[Begin DATA IN THIS EXERCISE]

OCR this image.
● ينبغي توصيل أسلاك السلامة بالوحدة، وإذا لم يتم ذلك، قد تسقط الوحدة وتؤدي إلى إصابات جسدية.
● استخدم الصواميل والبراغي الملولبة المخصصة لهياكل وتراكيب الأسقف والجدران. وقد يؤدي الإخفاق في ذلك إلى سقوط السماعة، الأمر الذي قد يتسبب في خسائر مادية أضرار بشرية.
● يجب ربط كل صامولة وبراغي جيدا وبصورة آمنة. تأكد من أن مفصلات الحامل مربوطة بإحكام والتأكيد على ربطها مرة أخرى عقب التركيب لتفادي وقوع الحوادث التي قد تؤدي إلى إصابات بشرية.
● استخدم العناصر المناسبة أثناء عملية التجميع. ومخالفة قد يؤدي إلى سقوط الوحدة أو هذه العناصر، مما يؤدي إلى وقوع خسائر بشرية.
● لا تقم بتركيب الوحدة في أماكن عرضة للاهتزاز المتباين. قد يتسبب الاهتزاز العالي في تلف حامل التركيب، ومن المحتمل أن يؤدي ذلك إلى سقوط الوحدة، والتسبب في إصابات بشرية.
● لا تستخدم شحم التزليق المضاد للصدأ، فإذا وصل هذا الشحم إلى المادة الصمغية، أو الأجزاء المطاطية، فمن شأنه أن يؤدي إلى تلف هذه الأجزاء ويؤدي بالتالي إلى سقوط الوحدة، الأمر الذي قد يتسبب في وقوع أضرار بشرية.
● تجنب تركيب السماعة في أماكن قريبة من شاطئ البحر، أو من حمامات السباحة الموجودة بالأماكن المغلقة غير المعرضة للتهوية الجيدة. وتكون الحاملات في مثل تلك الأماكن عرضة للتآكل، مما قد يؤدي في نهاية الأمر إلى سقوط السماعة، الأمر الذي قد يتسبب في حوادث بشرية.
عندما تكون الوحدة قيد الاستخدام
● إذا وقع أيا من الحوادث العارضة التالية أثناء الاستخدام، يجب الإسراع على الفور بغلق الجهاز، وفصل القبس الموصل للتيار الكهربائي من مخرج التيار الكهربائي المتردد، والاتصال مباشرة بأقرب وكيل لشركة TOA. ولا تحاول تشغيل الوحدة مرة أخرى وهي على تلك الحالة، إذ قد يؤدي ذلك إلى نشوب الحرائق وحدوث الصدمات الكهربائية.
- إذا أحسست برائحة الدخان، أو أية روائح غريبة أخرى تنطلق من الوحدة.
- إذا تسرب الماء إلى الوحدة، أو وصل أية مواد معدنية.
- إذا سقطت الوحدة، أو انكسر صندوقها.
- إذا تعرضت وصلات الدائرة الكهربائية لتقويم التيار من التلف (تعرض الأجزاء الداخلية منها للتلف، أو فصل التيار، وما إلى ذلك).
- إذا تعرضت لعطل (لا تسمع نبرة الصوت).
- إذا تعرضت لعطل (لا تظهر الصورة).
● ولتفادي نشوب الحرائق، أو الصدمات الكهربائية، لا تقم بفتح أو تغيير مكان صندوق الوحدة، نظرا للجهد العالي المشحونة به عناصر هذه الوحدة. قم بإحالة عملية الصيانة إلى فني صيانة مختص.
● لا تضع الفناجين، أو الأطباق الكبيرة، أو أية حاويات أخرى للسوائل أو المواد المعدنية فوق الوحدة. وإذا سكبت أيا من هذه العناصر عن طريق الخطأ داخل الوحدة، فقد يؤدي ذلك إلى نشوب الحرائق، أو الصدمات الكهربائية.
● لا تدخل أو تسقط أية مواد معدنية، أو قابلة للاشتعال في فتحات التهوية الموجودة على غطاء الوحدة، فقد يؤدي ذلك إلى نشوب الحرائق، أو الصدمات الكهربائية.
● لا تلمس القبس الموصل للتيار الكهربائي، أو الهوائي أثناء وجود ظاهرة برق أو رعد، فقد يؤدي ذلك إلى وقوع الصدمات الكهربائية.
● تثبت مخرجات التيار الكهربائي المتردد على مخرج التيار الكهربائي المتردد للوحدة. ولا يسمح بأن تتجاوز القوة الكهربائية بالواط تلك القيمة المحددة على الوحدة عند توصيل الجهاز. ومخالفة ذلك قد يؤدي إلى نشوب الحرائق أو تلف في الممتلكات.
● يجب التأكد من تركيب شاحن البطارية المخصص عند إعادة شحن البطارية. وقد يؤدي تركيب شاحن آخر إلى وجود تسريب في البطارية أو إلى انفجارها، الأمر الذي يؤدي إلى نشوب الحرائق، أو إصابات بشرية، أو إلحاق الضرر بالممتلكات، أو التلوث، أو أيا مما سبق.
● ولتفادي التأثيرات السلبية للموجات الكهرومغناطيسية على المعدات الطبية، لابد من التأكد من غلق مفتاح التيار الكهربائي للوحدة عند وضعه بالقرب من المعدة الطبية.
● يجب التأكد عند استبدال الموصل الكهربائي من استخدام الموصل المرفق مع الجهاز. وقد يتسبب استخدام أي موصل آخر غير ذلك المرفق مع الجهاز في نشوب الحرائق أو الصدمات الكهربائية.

[End DATA IN THIS EXERCISE]

PROBLEM:
For the string "الموجودة", count the lines of the entries above that include it; answer with the number only.

FINAL ANSWER:
2